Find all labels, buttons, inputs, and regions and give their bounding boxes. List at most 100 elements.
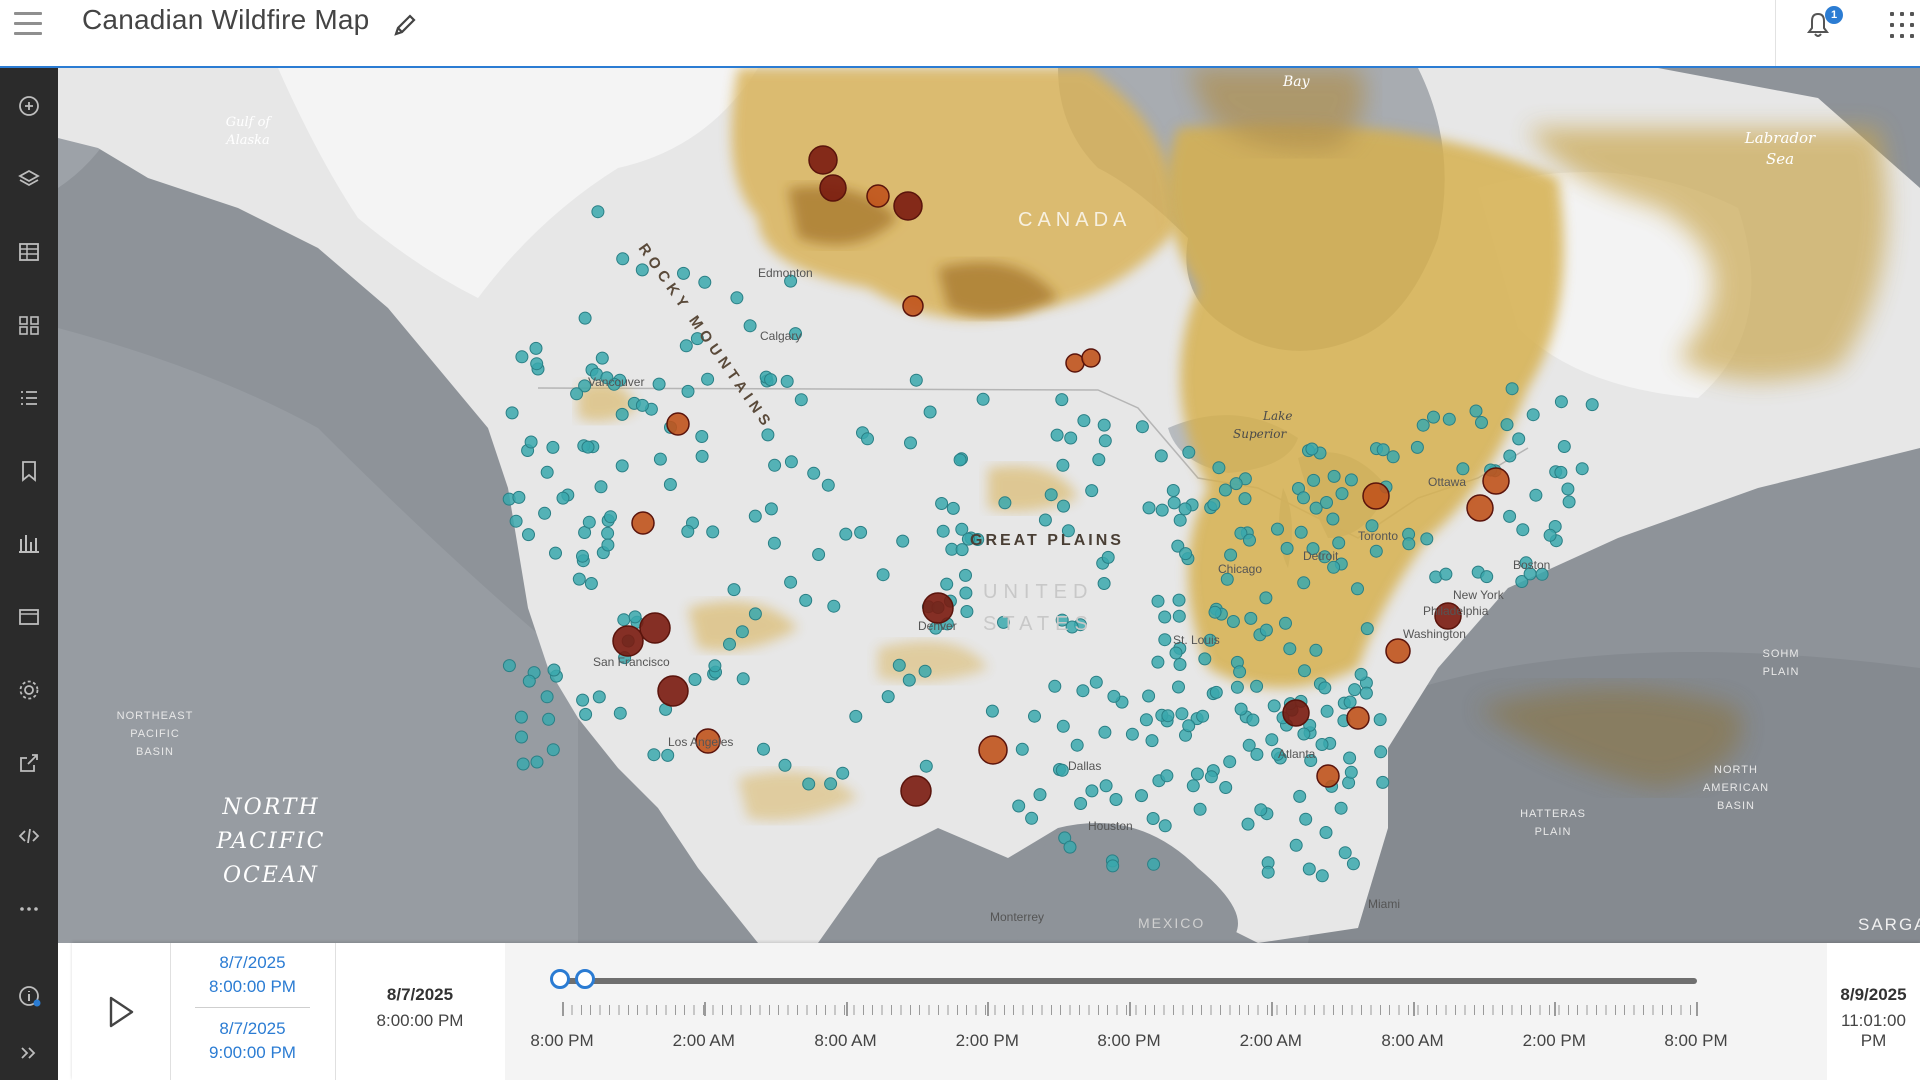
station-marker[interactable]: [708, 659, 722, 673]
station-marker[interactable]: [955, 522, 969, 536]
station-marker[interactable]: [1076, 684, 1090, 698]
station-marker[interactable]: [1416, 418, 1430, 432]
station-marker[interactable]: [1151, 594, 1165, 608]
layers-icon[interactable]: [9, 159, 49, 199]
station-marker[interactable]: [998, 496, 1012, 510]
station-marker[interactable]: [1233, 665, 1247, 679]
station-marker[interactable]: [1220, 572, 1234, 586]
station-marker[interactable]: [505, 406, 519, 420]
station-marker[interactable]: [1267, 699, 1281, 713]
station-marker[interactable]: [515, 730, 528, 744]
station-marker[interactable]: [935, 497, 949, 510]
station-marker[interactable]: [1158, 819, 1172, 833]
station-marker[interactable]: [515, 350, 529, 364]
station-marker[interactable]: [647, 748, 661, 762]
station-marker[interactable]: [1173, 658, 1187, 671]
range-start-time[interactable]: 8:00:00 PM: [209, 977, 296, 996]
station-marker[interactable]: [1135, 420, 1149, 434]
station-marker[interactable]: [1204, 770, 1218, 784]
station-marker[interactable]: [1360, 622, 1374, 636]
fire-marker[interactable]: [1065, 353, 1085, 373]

--*--

§ **REQUIREMENT**: Rewrite every line of the listing above as a numbered list, omitting blank lines and the picture.

§ **TASK RESULT**:
1. Find all labels, buttons, inputs, and regions and give their bounding boxes. List at most 100 elements.
2. station-marker[interactable]: [708, 659, 722, 673]
3. station-marker[interactable]: [955, 522, 969, 536]
4. station-marker[interactable]: [1076, 684, 1090, 698]
5. station-marker[interactable]: [1416, 418, 1430, 432]
6. station-marker[interactable]: [1151, 594, 1165, 608]
7. layers-icon[interactable]: [9, 159, 49, 199]
8. station-marker[interactable]: [998, 496, 1012, 510]
9. station-marker[interactable]: [1233, 665, 1247, 679]
10. station-marker[interactable]: [1220, 572, 1234, 586]
11. station-marker[interactable]: [505, 406, 519, 420]
12. station-marker[interactable]: [1267, 699, 1281, 713]
13. station-marker[interactable]: [515, 730, 528, 744]
14. station-marker[interactable]: [935, 497, 949, 510]
15. station-marker[interactable]: [1158, 819, 1172, 833]
16. station-marker[interactable]: [515, 350, 529, 364]
17. station-marker[interactable]: [647, 748, 661, 762]
18. station-marker[interactable]: [1173, 658, 1187, 671]
19. range-start-time[interactable]: 8:00:00 PM: [209, 977, 296, 996]
20. station-marker[interactable]: [1135, 420, 1149, 434]
21. station-marker[interactable]: [1204, 770, 1218, 784]
22. station-marker[interactable]: [1360, 622, 1374, 636]
23. fire-marker[interactable]: [1065, 353, 1085, 373]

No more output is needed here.